# [Written instruction]
Please turn the lines below into a JSON list of strings, one string per line, leaving out any blank lines.

# [Data in this exercise]
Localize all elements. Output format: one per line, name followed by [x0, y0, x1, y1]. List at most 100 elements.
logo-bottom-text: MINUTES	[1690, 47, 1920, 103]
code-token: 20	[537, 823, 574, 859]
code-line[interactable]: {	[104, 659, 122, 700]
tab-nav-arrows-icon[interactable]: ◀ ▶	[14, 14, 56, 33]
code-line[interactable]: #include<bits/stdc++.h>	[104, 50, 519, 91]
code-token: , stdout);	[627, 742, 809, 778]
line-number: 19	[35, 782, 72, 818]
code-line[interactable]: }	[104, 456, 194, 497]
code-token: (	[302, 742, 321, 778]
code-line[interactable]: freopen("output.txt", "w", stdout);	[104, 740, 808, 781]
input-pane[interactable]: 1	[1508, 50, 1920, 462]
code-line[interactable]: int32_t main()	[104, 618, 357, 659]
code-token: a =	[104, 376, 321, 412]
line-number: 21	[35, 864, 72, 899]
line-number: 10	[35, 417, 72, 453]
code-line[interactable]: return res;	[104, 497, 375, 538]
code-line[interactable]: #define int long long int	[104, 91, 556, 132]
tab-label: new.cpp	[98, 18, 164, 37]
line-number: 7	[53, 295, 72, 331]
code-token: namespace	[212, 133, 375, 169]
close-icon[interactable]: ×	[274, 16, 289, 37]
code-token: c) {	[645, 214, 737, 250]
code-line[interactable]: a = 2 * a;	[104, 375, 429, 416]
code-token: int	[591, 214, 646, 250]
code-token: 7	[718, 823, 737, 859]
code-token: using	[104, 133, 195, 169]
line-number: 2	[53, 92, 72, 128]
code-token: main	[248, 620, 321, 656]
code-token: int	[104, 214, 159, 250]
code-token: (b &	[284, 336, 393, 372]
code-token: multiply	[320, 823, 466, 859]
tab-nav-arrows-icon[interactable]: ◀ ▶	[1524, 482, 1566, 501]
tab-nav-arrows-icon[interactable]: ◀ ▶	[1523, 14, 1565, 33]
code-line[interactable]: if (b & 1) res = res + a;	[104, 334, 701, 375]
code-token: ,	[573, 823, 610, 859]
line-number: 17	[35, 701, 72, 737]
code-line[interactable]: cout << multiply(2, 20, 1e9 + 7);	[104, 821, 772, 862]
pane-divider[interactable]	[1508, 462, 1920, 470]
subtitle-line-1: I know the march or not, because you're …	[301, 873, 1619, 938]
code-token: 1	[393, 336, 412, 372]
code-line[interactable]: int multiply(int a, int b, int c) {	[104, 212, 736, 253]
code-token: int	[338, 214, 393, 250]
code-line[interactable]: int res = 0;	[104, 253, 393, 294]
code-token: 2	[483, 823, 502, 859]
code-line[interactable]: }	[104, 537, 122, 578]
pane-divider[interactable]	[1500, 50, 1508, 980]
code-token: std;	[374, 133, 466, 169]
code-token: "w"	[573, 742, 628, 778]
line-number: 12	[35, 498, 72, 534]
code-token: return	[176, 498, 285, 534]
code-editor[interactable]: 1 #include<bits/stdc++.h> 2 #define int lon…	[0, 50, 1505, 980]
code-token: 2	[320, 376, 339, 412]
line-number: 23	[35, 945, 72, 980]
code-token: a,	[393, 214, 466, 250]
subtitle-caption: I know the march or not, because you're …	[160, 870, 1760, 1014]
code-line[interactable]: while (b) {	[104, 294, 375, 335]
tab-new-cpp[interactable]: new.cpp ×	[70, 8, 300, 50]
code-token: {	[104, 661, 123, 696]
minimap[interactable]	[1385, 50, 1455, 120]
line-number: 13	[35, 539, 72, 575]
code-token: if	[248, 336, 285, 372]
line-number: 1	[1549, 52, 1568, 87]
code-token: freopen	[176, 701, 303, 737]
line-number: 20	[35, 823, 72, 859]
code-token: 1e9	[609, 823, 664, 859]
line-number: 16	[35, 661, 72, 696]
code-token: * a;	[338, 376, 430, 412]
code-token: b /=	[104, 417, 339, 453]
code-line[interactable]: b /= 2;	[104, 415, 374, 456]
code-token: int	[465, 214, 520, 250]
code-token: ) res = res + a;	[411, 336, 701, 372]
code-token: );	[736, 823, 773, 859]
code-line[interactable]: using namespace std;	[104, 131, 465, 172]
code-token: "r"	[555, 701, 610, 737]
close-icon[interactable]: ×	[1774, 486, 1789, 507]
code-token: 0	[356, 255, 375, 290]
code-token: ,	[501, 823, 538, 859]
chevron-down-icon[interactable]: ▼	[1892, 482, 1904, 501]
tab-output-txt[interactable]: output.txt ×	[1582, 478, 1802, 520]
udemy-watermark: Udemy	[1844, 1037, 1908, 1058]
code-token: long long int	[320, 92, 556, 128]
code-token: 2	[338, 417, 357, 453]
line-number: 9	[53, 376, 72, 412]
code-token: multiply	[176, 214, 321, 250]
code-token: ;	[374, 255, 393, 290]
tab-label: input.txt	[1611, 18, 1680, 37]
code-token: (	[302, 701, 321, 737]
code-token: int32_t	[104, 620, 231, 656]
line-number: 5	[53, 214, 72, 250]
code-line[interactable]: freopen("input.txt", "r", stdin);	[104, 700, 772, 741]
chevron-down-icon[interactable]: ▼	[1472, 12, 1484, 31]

# [Answer for the task]
[
  "Localize all elements. Output format: one per line, name followed by [x0, y0, x1, y1]. List at most 100 elements.",
  "logo-bottom-text: MINUTES\t[1690, 47, 1920, 103]",
  "code-token: 20\t[537, 823, 574, 859]",
  "code-line[interactable]: {\t[104, 659, 122, 700]",
  "tab-nav-arrows-icon[interactable]: ◀ ▶\t[14, 14, 56, 33]",
  "code-line[interactable]: #include<bits/stdc++.h>\t[104, 50, 519, 91]",
  "code-token: , stdout);\t[627, 742, 809, 778]",
  "line-number: 19\t[35, 782, 72, 818]",
  "code-line[interactable]: }\t[104, 456, 194, 497]",
  "code-token: (\t[302, 742, 321, 778]",
  "code-line[interactable]: freopen(\"output.txt\", \"w\", stdout);\t[104, 740, 808, 781]",
  "input-pane[interactable]: 1\t[1508, 50, 1920, 462]",
  "code-line[interactable]: int32_t main()\t[104, 618, 357, 659]",
  "code-token: a =\t[104, 376, 321, 412]",
  "line-number: 21\t[35, 864, 72, 899]",
  "line-number: 10\t[35, 417, 72, 453]",
  "code-line[interactable]: return res;\t[104, 497, 375, 538]",
  "code-line[interactable]: #define int long long int\t[104, 91, 556, 132]",
  "tab-label: new.cpp\t[98, 18, 164, 37]",
  "line-number: 7\t[53, 295, 72, 331]",
  "code-token: namespace\t[212, 133, 375, 169]",
  "close-icon[interactable]: ×\t[274, 16, 289, 37]",
  "code-token: c) {\t[645, 214, 737, 250]",
  "code-line[interactable]: a = 2 * a;\t[104, 375, 429, 416]",
  "code-token: int\t[591, 214, 646, 250]",
  "code-token: 7\t[718, 823, 737, 859]",
  "code-token: using\t[104, 133, 195, 169]",
  "line-number: 2\t[53, 92, 72, 128]",
  "code-token: main\t[248, 620, 321, 656]",
  "code-token: int\t[104, 214, 159, 250]",
  "code-token: (b &\t[284, 336, 393, 372]",
  "code-token: multiply\t[320, 823, 466, 859]",
  "tab-nav-arrows-icon[interactable]: ◀ ▶\t[1524, 482, 1566, 501]",
  "tab-nav-arrows-icon[interactable]: ◀ ▶\t[1523, 14, 1565, 33]",
  "code-line[interactable]: if (b & 1) res = res + a;\t[104, 334, 701, 375]",
  "code-token: ,\t[573, 823, 610, 859]",
  "line-number: 17\t[35, 701, 72, 737]",
  "code-line[interactable]: cout << multiply(2, 20, 1e9 + 7);\t[104, 821, 772, 862]",
  "pane-divider[interactable]\t[1508, 462, 1920, 470]",
  "subtitle-line-1: I know the march or not, because you're …\t[301, 873, 1619, 938]",
  "code-token: 1\t[393, 336, 412, 372]",
  "code-line[interactable]: int multiply(int a, int b, int c) {\t[104, 212, 736, 253]",
  "code-token: int\t[338, 214, 393, 250]",
  "code-line[interactable]: int res = 0;\t[104, 253, 393, 294]",
  "code-token: 2\t[483, 823, 502, 859]",
  "code-line[interactable]: }\t[104, 537, 122, 578]",
  "pane-divider[interactable]\t[1500, 50, 1508, 980]",
  "code-token: std;\t[374, 133, 466, 169]",
  "code-token: \"w\"\t[573, 742, 628, 778]",
  "line-number: 12\t[35, 498, 72, 534]",
  "code-token: return\t[176, 498, 285, 534]",
  "code-editor[interactable]: 1 #include<bits/stdc++.h> 2 #define int lon…\t[0, 50, 1505, 980]",
  "code-token: 2\t[320, 376, 339, 412]",
  "line-number: 23\t[35, 945, 72, 980]",
  "code-token: a,\t[393, 214, 466, 250]",
  "subtitle-caption: I know the march or not, because you're …\t[160, 870, 1760, 1014]",
  "code-line[interactable]: while (b) {\t[104, 294, 375, 335]",
  "tab-new-cpp[interactable]: new.cpp ×\t[70, 8, 300, 50]",
  "code-token: {\t[104, 661, 123, 696]",
  "minimap[interactable]\t[1385, 50, 1455, 120]",
  "line-number: 13\t[35, 539, 72, 575]",
  "code-token: if\t[248, 336, 285, 372]",
  "line-number: 1\t[1549, 52, 1568, 87]",
  "code-token: freopen\t[176, 701, 303, 737]",
  "line-number: 20\t[35, 823, 72, 859]",
  "code-token: 1e9\t[609, 823, 664, 859]",
  "line-number: 16\t[35, 661, 72, 696]",
  "code-token: * a;\t[338, 376, 430, 412]",
  "code-token: b /=\t[104, 417, 339, 453]",
  "code-line[interactable]: b /= 2;\t[104, 415, 374, 456]",
  "code-token: int\t[465, 214, 520, 250]",
  "code-token: ) res = res + a;\t[411, 336, 701, 372]",
  "code-token: );\t[736, 823, 773, 859]",
  "code-line[interactable]: using namespace std;\t[104, 131, 465, 172]",
  "code-token: \"r\"\t[555, 701, 610, 737]",
  "close-icon[interactable]: ×\t[1774, 486, 1789, 507]",
  "code-token: 0\t[356, 255, 375, 290]",
  "code-token: ,\t[501, 823, 538, 859]",
  "chevron-down-icon[interactable]: ▼\t[1892, 482, 1904, 501]",
  "tab-output-txt[interactable]: output.txt ×\t[1582, 478, 1802, 520]",
  "udemy-watermark: Udemy\t[1844, 1037, 1908, 1058]",
  "code-token: long long int\t[320, 92, 556, 128]",
  "code-token: 2\t[338, 417, 357, 453]",
  "line-number: 9\t[53, 376, 72, 412]",
  "code-token: multiply\t[176, 214, 321, 250]",
  "code-token: ;\t[374, 255, 393, 290]",
  "tab-label: input.txt\t[1611, 18, 1680, 37]",
  "code-token: (\t[302, 701, 321, 737]",
  "code-token: int32_t\t[104, 620, 231, 656]",
  "line-number: 5\t[53, 214, 72, 250]",
  "code-line[interactable]: freopen(\"input.txt\", \"r\", stdin);\t[104, 700, 772, 741]",
  "chevron-down-icon[interactable]: ▼\t[1472, 12, 1484, 31]"
]